BRIEF: Quote the data below in full, minus the images.

Dataset excerpt:
►

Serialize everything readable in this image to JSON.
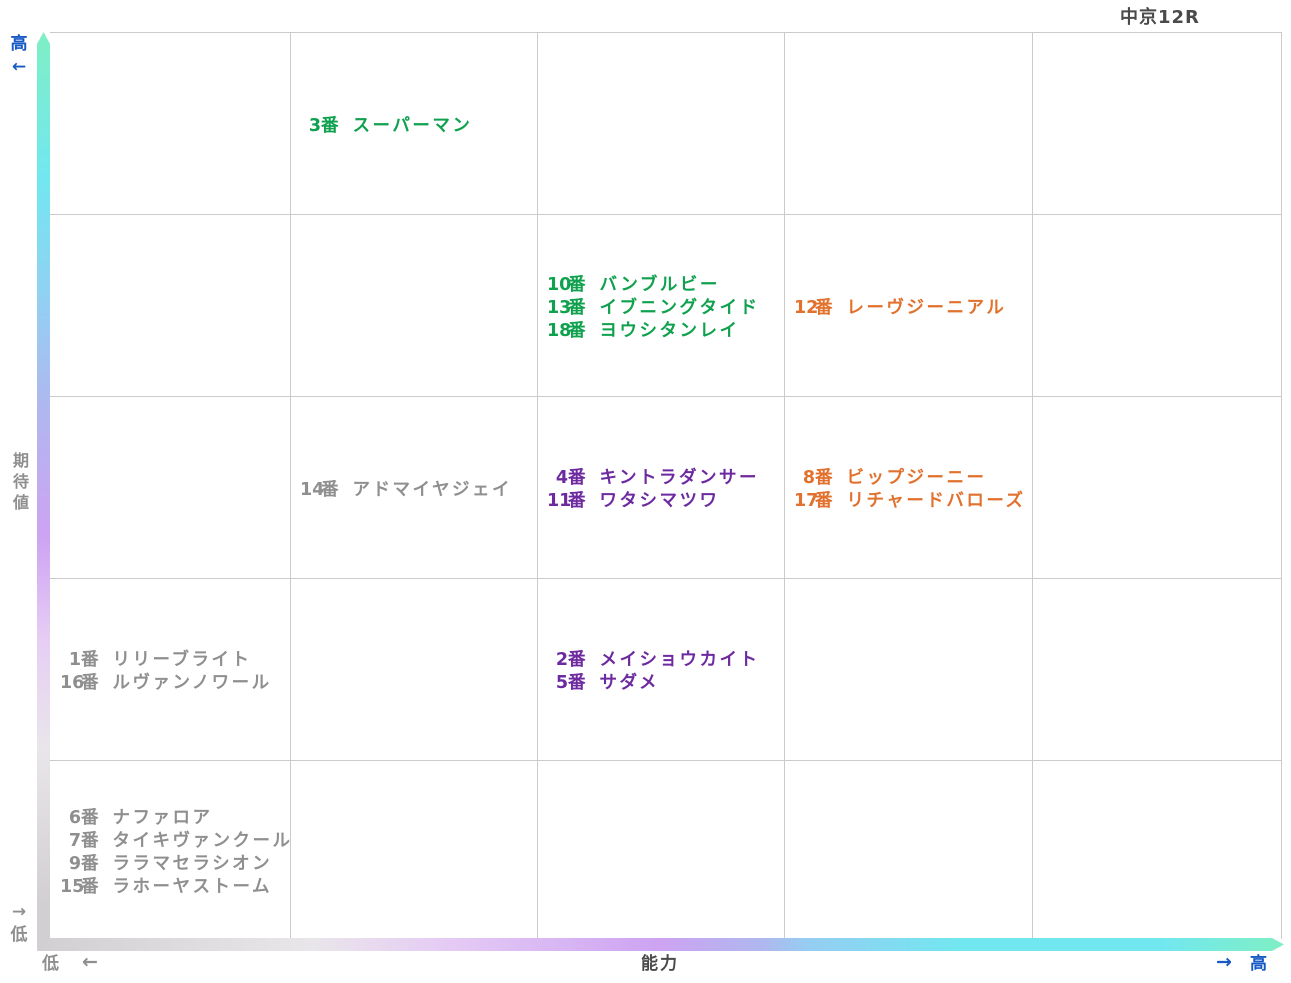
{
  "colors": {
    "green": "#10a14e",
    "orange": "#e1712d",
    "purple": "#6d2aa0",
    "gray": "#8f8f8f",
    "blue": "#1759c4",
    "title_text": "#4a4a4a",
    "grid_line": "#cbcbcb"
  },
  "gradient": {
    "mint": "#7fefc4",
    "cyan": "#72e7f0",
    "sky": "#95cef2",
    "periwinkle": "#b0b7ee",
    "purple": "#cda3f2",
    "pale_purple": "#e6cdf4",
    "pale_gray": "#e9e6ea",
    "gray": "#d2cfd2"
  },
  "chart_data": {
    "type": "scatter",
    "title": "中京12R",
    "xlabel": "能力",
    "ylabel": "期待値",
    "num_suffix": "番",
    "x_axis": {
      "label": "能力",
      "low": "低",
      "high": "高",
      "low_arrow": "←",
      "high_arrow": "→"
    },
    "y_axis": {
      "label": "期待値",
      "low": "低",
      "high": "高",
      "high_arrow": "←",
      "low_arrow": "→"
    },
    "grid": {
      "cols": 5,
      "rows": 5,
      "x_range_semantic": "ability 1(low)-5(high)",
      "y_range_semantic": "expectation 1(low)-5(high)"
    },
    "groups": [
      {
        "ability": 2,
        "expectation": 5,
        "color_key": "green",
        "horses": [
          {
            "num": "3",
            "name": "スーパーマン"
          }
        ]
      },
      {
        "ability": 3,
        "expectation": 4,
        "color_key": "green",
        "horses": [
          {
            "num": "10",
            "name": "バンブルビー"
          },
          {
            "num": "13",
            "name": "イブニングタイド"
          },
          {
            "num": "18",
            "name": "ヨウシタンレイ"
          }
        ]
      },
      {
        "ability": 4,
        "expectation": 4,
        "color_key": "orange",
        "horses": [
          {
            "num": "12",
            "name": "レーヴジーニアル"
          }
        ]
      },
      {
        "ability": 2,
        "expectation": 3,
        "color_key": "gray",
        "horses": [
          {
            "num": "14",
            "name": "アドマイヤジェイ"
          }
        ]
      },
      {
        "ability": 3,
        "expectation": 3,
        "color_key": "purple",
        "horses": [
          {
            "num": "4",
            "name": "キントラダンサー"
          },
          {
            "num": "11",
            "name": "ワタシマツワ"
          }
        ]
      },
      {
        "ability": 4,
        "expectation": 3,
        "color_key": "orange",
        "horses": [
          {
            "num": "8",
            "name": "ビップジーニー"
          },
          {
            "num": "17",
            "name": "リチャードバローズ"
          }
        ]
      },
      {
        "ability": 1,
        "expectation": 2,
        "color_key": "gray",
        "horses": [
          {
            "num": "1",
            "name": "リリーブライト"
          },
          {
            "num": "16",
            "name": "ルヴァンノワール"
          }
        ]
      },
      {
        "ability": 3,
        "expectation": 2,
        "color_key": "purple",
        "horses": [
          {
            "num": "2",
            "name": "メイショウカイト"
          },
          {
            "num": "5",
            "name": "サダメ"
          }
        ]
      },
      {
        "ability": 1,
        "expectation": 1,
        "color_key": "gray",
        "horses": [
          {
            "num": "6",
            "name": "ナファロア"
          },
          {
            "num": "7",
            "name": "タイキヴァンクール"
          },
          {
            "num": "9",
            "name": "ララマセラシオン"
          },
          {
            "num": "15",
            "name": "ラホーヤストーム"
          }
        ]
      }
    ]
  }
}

◄

TASK RESULT:
Serialize everything readable in this image to JSON.
{
  "colors": {
    "green": "#10a14e",
    "orange": "#e1712d",
    "purple": "#6d2aa0",
    "gray": "#8f8f8f",
    "blue": "#1759c4",
    "title_text": "#4a4a4a",
    "grid_line": "#cbcbcb"
  },
  "gradient": {
    "mint": "#7fefc4",
    "cyan": "#72e7f0",
    "sky": "#95cef2",
    "periwinkle": "#b0b7ee",
    "purple": "#cda3f2",
    "pale_purple": "#e6cdf4",
    "pale_gray": "#e9e6ea",
    "gray": "#d2cfd2"
  },
  "chart_data": {
    "type": "scatter",
    "title": "中京12R",
    "xlabel": "能力",
    "ylabel": "期待値",
    "num_suffix": "番",
    "x_axis": {
      "label": "能力",
      "low": "低",
      "high": "高",
      "low_arrow": "←",
      "high_arrow": "→"
    },
    "y_axis": {
      "label": "期待値",
      "low": "低",
      "high": "高",
      "high_arrow": "←",
      "low_arrow": "→"
    },
    "grid": {
      "cols": 5,
      "rows": 5,
      "x_range_semantic": "ability 1(low)-5(high)",
      "y_range_semantic": "expectation 1(low)-5(high)"
    },
    "groups": [
      {
        "ability": 2,
        "expectation": 5,
        "color_key": "green",
        "horses": [
          {
            "num": "3",
            "name": "スーパーマン"
          }
        ]
      },
      {
        "ability": 3,
        "expectation": 4,
        "color_key": "green",
        "horses": [
          {
            "num": "10",
            "name": "バンブルビー"
          },
          {
            "num": "13",
            "name": "イブニングタイド"
          },
          {
            "num": "18",
            "name": "ヨウシタンレイ"
          }
        ]
      },
      {
        "ability": 4,
        "expectation": 4,
        "color_key": "orange",
        "horses": [
          {
            "num": "12",
            "name": "レーヴジーニアル"
          }
        ]
      },
      {
        "ability": 2,
        "expectation": 3,
        "color_key": "gray",
        "horses": [
          {
            "num": "14",
            "name": "アドマイヤジェイ"
          }
        ]
      },
      {
        "ability": 3,
        "expectation": 3,
        "color_key": "purple",
        "horses": [
          {
            "num": "4",
            "name": "キントラダンサー"
          },
          {
            "num": "11",
            "name": "ワタシマツワ"
          }
        ]
      },
      {
        "ability": 4,
        "expectation": 3,
        "color_key": "orange",
        "horses": [
          {
            "num": "8",
            "name": "ビップジーニー"
          },
          {
            "num": "17",
            "name": "リチャードバローズ"
          }
        ]
      },
      {
        "ability": 1,
        "expectation": 2,
        "color_key": "gray",
        "horses": [
          {
            "num": "1",
            "name": "リリーブライト"
          },
          {
            "num": "16",
            "name": "ルヴァンノワール"
          }
        ]
      },
      {
        "ability": 3,
        "expectation": 2,
        "color_key": "purple",
        "horses": [
          {
            "num": "2",
            "name": "メイショウカイト"
          },
          {
            "num": "5",
            "name": "サダメ"
          }
        ]
      },
      {
        "ability": 1,
        "expectation": 1,
        "color_key": "gray",
        "horses": [
          {
            "num": "6",
            "name": "ナファロア"
          },
          {
            "num": "7",
            "name": "タイキヴァンクール"
          },
          {
            "num": "9",
            "name": "ララマセラシオン"
          },
          {
            "num": "15",
            "name": "ラホーヤストーム"
          }
        ]
      }
    ]
  }
}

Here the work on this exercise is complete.